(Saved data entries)
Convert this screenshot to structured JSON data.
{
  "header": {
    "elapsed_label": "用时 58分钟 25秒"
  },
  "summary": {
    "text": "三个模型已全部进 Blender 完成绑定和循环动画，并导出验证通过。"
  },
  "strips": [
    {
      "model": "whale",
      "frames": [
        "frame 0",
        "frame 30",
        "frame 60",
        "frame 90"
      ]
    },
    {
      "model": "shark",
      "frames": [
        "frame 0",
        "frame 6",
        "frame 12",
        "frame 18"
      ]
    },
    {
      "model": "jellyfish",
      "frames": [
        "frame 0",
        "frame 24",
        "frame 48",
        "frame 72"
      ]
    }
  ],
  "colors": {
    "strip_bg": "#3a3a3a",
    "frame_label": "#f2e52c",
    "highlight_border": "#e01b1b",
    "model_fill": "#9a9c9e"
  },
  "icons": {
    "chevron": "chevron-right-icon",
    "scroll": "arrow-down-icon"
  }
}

**GIVEN TASK**
Each line above is to be repeated exactly.

**ANSWER TO THE TASK**
Convert this screenshot to structured JSON data.
{
  "header": {
    "elapsed_label": "用时 58分钟 25秒"
  },
  "summary": {
    "text": "三个模型已全部进 Blender 完成绑定和循环动画，并导出验证通过。"
  },
  "strips": [
    {
      "model": "whale",
      "frames": [
        "frame 0",
        "frame 30",
        "frame 60",
        "frame 90"
      ]
    },
    {
      "model": "shark",
      "frames": [
        "frame 0",
        "frame 6",
        "frame 12",
        "frame 18"
      ]
    },
    {
      "model": "jellyfish",
      "frames": [
        "frame 0",
        "frame 24",
        "frame 48",
        "frame 72"
      ]
    }
  ],
  "colors": {
    "strip_bg": "#3a3a3a",
    "frame_label": "#f2e52c",
    "highlight_border": "#e01b1b",
    "model_fill": "#9a9c9e"
  },
  "icons": {
    "chevron": "chevron-right-icon",
    "scroll": "arrow-down-icon"
  }
}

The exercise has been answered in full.